> [THE PROBLEM]: Repeat the listing word for word. No pictures belong in the copy.

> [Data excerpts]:
• • •

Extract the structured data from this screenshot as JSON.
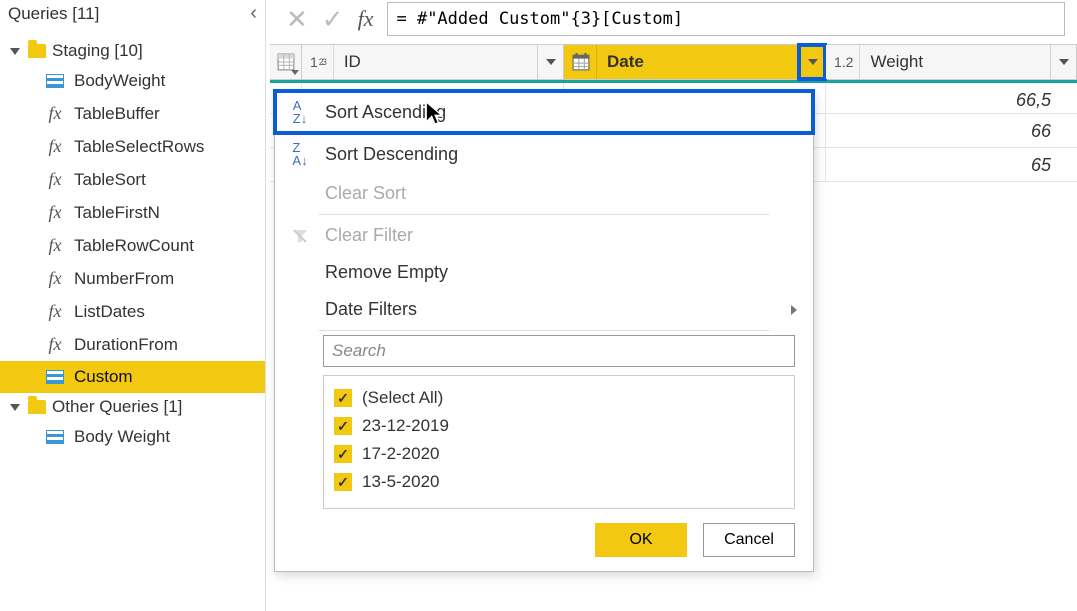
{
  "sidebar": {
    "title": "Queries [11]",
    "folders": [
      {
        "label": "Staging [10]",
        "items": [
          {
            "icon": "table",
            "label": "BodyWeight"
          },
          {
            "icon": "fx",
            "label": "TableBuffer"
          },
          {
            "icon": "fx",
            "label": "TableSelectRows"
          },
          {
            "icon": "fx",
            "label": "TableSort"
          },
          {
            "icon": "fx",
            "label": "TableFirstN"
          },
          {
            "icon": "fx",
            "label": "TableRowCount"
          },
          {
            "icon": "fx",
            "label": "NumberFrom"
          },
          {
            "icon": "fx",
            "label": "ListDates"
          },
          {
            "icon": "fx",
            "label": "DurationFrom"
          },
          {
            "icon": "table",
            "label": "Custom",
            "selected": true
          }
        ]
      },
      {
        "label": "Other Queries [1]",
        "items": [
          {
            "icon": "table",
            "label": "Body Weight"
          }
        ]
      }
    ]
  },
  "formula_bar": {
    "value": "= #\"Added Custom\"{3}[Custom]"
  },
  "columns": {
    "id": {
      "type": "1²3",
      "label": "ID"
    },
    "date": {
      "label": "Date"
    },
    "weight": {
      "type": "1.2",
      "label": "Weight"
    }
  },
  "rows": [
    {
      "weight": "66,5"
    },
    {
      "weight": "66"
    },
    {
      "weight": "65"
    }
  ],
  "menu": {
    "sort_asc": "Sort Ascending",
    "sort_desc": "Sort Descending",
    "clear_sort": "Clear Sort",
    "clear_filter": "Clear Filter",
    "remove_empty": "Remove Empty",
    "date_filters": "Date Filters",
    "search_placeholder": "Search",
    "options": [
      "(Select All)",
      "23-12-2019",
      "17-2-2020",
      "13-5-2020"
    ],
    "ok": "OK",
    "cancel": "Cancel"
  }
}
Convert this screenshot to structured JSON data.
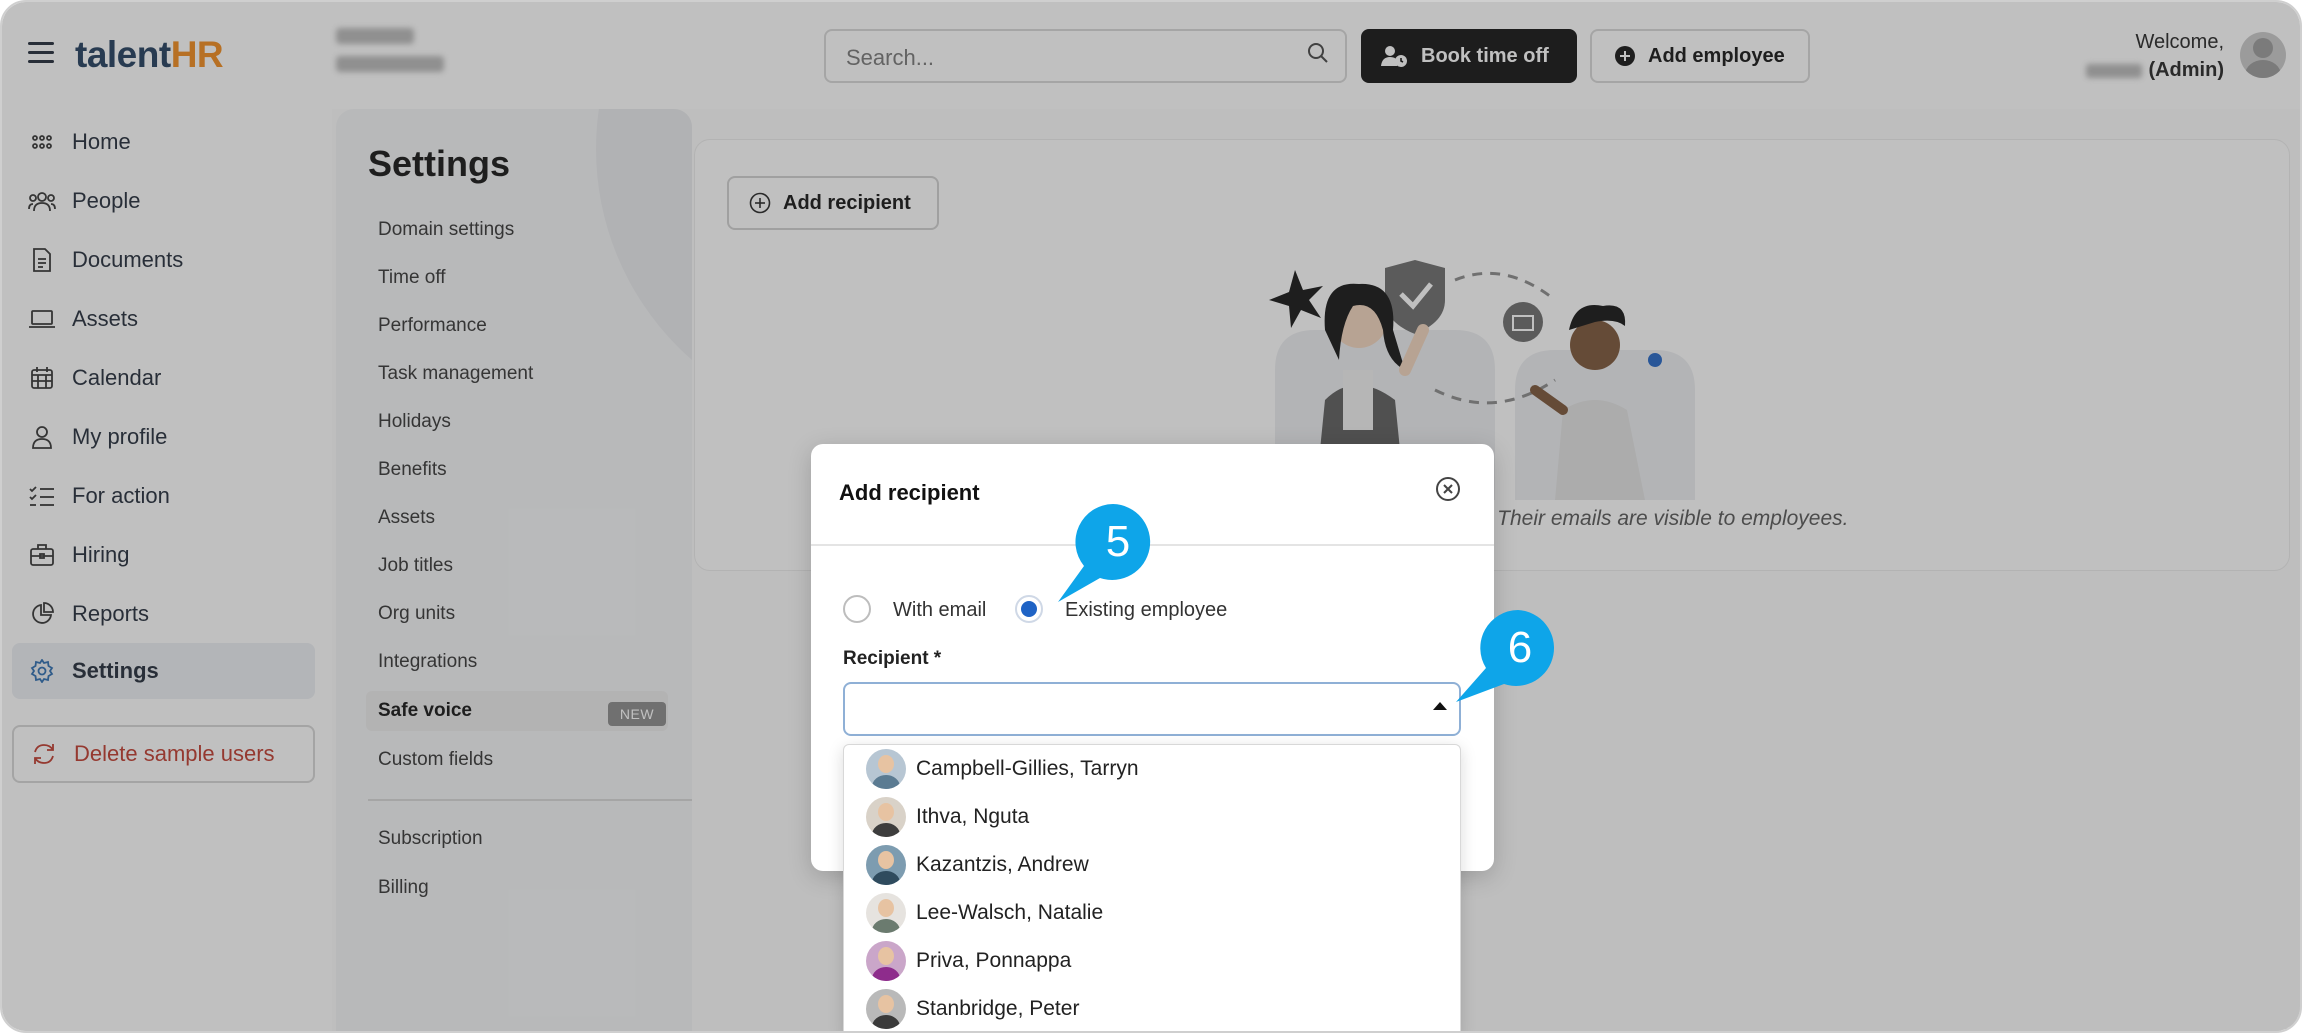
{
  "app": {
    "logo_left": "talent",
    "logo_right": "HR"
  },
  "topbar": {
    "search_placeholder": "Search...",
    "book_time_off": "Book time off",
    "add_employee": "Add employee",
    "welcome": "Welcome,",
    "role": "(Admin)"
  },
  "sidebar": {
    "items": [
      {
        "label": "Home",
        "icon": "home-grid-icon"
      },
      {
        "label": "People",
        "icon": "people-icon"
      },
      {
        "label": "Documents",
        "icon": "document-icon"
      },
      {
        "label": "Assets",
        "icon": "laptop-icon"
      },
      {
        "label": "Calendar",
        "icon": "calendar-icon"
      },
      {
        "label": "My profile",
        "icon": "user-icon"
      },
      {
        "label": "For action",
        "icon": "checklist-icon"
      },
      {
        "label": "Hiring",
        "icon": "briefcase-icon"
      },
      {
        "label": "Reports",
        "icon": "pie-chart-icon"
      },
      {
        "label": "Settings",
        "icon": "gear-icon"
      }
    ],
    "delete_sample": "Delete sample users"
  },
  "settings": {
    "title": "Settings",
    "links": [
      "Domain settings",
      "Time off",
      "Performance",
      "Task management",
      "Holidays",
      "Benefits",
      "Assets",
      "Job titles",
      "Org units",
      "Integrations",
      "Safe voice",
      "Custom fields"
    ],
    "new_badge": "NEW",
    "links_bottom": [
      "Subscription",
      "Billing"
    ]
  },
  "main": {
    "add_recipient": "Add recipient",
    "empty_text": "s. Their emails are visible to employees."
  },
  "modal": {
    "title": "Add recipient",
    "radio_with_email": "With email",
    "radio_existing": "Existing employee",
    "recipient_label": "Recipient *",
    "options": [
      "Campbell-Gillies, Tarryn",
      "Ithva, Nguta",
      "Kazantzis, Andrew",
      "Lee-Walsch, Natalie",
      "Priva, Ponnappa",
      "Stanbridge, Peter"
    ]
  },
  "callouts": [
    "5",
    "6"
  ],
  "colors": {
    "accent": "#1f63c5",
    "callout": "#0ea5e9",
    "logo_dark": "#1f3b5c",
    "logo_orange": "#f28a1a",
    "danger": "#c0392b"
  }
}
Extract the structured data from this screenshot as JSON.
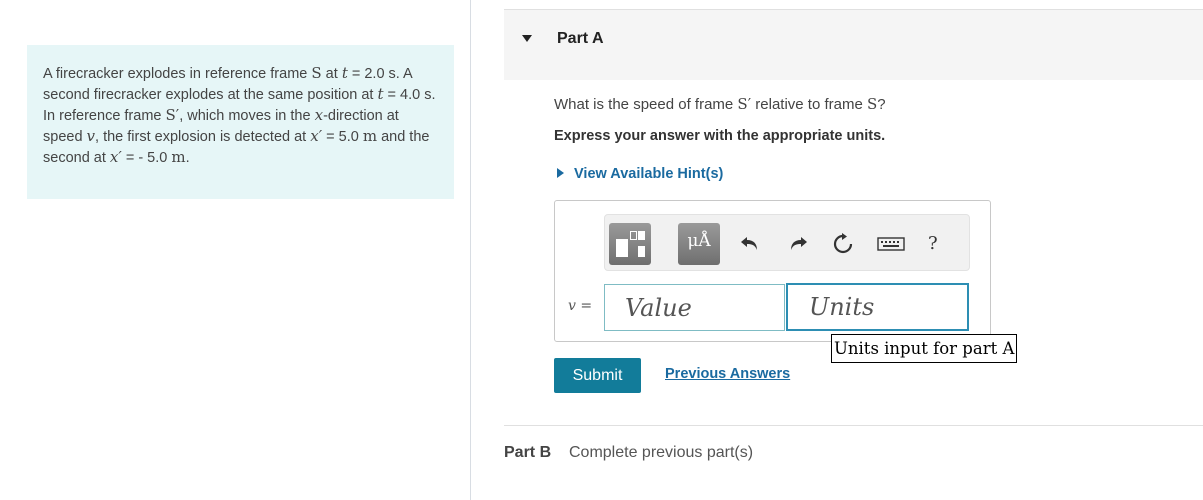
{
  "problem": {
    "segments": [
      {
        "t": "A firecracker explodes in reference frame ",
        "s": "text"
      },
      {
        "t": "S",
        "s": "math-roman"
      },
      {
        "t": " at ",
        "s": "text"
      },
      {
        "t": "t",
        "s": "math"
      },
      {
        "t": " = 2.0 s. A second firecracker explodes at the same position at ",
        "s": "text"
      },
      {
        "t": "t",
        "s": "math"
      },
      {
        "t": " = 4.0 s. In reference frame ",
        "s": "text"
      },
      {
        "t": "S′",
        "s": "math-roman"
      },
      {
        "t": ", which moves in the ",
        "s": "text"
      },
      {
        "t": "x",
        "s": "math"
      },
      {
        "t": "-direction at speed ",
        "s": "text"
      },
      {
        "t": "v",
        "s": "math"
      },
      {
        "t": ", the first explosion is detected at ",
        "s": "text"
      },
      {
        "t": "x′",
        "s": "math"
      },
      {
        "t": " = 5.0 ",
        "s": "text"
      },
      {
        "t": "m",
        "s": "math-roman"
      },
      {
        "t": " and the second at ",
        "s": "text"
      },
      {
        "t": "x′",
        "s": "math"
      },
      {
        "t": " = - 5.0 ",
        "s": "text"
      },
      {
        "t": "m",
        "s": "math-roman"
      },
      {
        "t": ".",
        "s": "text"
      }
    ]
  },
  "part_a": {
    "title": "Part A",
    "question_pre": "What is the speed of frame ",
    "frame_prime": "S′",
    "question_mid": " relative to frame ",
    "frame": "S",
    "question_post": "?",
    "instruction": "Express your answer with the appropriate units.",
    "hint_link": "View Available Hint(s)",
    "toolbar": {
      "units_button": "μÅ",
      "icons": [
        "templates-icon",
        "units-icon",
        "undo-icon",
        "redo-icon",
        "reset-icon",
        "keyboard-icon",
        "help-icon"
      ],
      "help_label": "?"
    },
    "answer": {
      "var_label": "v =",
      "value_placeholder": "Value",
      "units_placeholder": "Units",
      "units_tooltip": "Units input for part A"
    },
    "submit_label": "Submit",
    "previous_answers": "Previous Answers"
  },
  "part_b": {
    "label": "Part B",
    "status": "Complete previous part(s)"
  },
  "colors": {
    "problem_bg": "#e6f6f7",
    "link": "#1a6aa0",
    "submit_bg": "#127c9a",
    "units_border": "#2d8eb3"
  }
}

• • •

> [EXPECTED ANSWER]:
Extract the structured data from this screenshot as JSON.
{
  "sidebar": {
    "title": "Queries [11]",
    "folders": [
      {
        "label": "Staging [10]",
        "items": [
          {
            "icon": "table",
            "label": "BodyWeight"
          },
          {
            "icon": "fx",
            "label": "TableBuffer"
          },
          {
            "icon": "fx",
            "label": "TableSelectRows"
          },
          {
            "icon": "fx",
            "label": "TableSort"
          },
          {
            "icon": "fx",
            "label": "TableFirstN"
          },
          {
            "icon": "fx",
            "label": "TableRowCount"
          },
          {
            "icon": "fx",
            "label": "NumberFrom"
          },
          {
            "icon": "fx",
            "label": "ListDates"
          },
          {
            "icon": "fx",
            "label": "DurationFrom"
          },
          {
            "icon": "table",
            "label": "Custom",
            "selected": true
          }
        ]
      },
      {
        "label": "Other Queries [1]",
        "items": [
          {
            "icon": "table",
            "label": "Body Weight"
          }
        ]
      }
    ]
  },
  "formula_bar": {
    "value": "= #\"Added Custom\"{3}[Custom]"
  },
  "columns": {
    "id": {
      "type": "1²3",
      "label": "ID"
    },
    "date": {
      "label": "Date"
    },
    "weight": {
      "type": "1.2",
      "label": "Weight"
    }
  },
  "rows": [
    {
      "weight": "66,5"
    },
    {
      "weight": "66"
    },
    {
      "weight": "65"
    }
  ],
  "menu": {
    "sort_asc": "Sort Ascending",
    "sort_desc": "Sort Descending",
    "clear_sort": "Clear Sort",
    "clear_filter": "Clear Filter",
    "remove_empty": "Remove Empty",
    "date_filters": "Date Filters",
    "search_placeholder": "Search",
    "options": [
      "(Select All)",
      "23-12-2019",
      "17-2-2020",
      "13-5-2020"
    ],
    "ok": "OK",
    "cancel": "Cancel"
  }
}
Convert this screenshot to structured JSON data.
{
  "app": {
    "logo_left": "talent",
    "logo_right": "HR"
  },
  "topbar": {
    "search_placeholder": "Search...",
    "book_time_off": "Book time off",
    "add_employee": "Add employee",
    "welcome": "Welcome,",
    "role": "(Admin)"
  },
  "sidebar": {
    "items": [
      {
        "label": "Home",
        "icon": "home-grid-icon"
      },
      {
        "label": "People",
        "icon": "people-icon"
      },
      {
        "label": "Documents",
        "icon": "document-icon"
      },
      {
        "label": "Assets",
        "icon": "laptop-icon"
      },
      {
        "label": "Calendar",
        "icon": "calendar-icon"
      },
      {
        "label": "My profile",
        "icon": "user-icon"
      },
      {
        "label": "For action",
        "icon": "checklist-icon"
      },
      {
        "label": "Hiring",
        "icon": "briefcase-icon"
      },
      {
        "label": "Reports",
        "icon": "pie-chart-icon"
      },
      {
        "label": "Settings",
        "icon": "gear-icon"
      }
    ],
    "delete_sample": "Delete sample users"
  },
  "settings": {
    "title": "Settings",
    "links": [
      "Domain settings",
      "Time off",
      "Performance",
      "Task management",
      "Holidays",
      "Benefits",
      "Assets",
      "Job titles",
      "Org units",
      "Integrations",
      "Safe voice",
      "Custom fields"
    ],
    "new_badge": "NEW",
    "links_bottom": [
      "Subscription",
      "Billing"
    ]
  },
  "main": {
    "add_recipient": "Add recipient",
    "empty_text": "s. Their emails are visible to employees."
  },
  "modal": {
    "title": "Add recipient",
    "radio_with_email": "With email",
    "radio_existing": "Existing employee",
    "recipient_label": "Recipient *",
    "options": [
      "Campbell-Gillies, Tarryn",
      "Ithva, Nguta",
      "Kazantzis, Andrew",
      "Lee-Walsch, Natalie",
      "Priva, Ponnappa",
      "Stanbridge, Peter"
    ]
  },
  "callouts": [
    "5",
    "6"
  ],
  "colors": {
    "accent": "#1f63c5",
    "callout": "#0ea5e9",
    "logo_dark": "#1f3b5c",
    "logo_orange": "#f28a1a",
    "danger": "#c0392b"
  }
}
Extract the structured data from this screenshot as JSON.
{
  "problem": {
    "segments": [
      {
        "t": "A firecracker explodes in reference frame ",
        "s": "text"
      },
      {
        "t": "S",
        "s": "math-roman"
      },
      {
        "t": " at ",
        "s": "text"
      },
      {
        "t": "t",
        "s": "math"
      },
      {
        "t": " = 2.0 s. A second firecracker explodes at the same position at ",
        "s": "text"
      },
      {
        "t": "t",
        "s": "math"
      },
      {
        "t": " = 4.0 s. In reference frame ",
        "s": "text"
      },
      {
        "t": "S′",
        "s": "math-roman"
      },
      {
        "t": ", which moves in the ",
        "s": "text"
      },
      {
        "t": "x",
        "s": "math"
      },
      {
        "t": "-direction at speed ",
        "s": "text"
      },
      {
        "t": "v",
        "s": "math"
      },
      {
        "t": ", the first explosion is detected at ",
        "s": "text"
      },
      {
        "t": "x′",
        "s": "math"
      },
      {
        "t": " = 5.0 ",
        "s": "text"
      },
      {
        "t": "m",
        "s": "math-roman"
      },
      {
        "t": " and the second at ",
        "s": "text"
      },
      {
        "t": "x′",
        "s": "math"
      },
      {
        "t": " = - 5.0 ",
        "s": "text"
      },
      {
        "t": "m",
        "s": "math-roman"
      },
      {
        "t": ".",
        "s": "text"
      }
    ]
  },
  "part_a": {
    "title": "Part A",
    "question_pre": "What is the speed of frame ",
    "frame_prime": "S′",
    "question_mid": " relative to frame ",
    "frame": "S",
    "question_post": "?",
    "instruction": "Express your answer with the appropriate units.",
    "hint_link": "View Available Hint(s)",
    "toolbar": {
      "units_button": "μÅ",
      "icons": [
        "templates-icon",
        "units-icon",
        "undo-icon",
        "redo-icon",
        "reset-icon",
        "keyboard-icon",
        "help-icon"
      ],
      "help_label": "?"
    },
    "answer": {
      "var_label": "v =",
      "value_placeholder": "Value",
      "units_placeholder": "Units",
      "units_tooltip": "Units input for part A"
    },
    "submit_label": "Submit",
    "previous_answers": "Previous Answers"
  },
  "part_b": {
    "label": "Part B",
    "status": "Complete previous part(s)"
  },
  "colors": {
    "problem_bg": "#e6f6f7",
    "link": "#1a6aa0",
    "submit_bg": "#127c9a",
    "units_border": "#2d8eb3"
  }
}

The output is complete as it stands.